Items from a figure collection
══════

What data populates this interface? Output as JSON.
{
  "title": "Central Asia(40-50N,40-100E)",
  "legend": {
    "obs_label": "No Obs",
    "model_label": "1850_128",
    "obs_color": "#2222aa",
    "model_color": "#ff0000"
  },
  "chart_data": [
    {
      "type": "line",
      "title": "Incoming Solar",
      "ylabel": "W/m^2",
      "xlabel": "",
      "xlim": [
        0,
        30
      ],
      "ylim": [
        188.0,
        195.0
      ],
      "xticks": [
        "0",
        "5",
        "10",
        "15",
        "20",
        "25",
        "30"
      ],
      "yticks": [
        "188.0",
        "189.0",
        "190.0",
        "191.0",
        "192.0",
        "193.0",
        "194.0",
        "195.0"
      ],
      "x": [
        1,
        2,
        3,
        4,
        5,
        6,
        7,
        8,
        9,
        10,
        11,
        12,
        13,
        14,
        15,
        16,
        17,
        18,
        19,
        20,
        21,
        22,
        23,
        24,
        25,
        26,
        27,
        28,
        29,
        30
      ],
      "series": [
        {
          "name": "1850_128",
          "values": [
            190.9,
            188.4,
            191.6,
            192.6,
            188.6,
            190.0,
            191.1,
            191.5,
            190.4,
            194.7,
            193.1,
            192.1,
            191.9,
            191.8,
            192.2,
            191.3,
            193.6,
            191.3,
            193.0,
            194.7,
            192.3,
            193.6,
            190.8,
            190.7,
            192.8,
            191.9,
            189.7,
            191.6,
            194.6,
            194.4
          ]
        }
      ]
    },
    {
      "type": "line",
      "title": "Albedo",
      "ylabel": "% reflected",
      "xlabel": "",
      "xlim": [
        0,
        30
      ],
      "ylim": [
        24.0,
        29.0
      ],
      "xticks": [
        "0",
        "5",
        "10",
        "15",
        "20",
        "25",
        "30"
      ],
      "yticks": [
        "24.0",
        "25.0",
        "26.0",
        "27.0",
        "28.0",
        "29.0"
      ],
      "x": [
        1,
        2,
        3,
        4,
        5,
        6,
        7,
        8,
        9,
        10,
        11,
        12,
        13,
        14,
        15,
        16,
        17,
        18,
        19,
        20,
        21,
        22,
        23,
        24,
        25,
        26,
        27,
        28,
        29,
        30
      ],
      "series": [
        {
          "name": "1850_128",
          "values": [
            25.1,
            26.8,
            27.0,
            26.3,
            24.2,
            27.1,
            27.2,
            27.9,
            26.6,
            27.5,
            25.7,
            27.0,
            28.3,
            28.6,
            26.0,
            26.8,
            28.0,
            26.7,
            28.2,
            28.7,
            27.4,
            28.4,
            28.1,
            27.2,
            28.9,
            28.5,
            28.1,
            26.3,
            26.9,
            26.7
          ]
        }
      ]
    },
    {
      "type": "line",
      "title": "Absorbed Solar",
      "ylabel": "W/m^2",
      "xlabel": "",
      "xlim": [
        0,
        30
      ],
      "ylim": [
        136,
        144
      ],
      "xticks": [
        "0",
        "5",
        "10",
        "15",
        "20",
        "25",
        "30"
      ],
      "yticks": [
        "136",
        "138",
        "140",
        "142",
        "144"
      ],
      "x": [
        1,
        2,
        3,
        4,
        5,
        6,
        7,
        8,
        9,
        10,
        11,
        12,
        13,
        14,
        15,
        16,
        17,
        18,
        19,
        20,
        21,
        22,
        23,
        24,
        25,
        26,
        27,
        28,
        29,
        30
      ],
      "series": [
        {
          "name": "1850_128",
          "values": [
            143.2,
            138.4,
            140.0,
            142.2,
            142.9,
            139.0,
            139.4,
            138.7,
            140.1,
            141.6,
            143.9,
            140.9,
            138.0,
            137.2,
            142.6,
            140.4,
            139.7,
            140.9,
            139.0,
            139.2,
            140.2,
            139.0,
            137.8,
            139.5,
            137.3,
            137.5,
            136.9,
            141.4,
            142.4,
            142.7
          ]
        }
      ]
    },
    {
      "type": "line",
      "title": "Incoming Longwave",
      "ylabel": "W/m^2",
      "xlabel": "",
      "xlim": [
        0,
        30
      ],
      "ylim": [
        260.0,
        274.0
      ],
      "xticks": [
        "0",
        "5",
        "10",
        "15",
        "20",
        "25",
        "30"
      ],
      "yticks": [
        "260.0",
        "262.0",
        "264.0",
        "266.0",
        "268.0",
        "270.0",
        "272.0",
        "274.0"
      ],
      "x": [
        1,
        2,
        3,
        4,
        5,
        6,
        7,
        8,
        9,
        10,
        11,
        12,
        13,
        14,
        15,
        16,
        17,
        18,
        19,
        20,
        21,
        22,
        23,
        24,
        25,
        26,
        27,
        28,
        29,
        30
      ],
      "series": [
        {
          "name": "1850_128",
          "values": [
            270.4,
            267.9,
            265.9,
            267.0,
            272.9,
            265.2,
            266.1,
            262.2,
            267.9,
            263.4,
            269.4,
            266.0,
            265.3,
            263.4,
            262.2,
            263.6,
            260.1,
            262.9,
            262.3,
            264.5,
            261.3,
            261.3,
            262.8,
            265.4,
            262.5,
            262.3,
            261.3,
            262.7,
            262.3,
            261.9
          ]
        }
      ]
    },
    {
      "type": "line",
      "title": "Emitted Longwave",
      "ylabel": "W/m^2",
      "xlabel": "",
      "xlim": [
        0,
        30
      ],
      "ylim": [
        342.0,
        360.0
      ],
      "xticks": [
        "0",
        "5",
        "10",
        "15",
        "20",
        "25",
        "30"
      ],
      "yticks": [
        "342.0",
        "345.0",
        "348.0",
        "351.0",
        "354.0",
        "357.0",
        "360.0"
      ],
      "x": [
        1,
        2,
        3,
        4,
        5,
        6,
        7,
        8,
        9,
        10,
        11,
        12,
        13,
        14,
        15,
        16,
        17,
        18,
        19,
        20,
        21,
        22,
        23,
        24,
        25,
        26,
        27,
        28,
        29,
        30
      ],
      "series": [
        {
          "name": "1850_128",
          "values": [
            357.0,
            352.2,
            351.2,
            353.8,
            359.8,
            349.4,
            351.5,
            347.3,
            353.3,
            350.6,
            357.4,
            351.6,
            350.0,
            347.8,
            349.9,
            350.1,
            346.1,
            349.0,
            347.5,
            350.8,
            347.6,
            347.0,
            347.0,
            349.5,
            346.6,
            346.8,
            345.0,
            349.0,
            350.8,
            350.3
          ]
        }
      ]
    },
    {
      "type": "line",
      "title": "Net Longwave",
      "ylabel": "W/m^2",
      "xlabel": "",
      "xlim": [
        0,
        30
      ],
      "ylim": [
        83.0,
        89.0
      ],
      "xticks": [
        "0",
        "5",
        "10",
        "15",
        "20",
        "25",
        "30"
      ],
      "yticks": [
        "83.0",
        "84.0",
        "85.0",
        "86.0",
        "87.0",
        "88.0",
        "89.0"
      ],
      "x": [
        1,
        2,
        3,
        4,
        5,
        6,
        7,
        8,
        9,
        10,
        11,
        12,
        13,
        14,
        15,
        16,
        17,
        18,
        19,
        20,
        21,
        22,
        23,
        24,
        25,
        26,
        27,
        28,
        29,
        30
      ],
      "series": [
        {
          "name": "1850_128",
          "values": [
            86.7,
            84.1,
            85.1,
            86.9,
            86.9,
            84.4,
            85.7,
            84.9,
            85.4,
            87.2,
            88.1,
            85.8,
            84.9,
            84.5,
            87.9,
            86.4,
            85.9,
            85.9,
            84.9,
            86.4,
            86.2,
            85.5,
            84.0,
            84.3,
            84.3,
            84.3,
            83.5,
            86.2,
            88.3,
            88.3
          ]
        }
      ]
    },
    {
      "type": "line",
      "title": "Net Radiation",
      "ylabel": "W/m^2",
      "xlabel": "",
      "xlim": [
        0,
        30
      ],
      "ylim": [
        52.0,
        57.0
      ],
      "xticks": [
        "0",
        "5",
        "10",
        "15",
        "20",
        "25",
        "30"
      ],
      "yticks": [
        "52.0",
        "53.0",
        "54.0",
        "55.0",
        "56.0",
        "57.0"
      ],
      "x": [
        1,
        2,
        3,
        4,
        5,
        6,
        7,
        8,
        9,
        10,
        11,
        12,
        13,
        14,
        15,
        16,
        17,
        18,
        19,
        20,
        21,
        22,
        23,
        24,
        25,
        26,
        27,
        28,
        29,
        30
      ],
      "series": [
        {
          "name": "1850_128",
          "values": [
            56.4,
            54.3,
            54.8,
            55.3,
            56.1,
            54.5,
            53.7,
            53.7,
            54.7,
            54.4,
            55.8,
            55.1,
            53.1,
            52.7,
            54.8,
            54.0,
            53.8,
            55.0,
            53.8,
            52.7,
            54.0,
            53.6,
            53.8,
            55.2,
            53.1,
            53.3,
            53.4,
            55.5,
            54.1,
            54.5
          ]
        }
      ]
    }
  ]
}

══════

## PROBLEM STATEMENT:
Every line of the listing that holds "title" is to be counted; give only the resulting number.

## OUTPUT:
8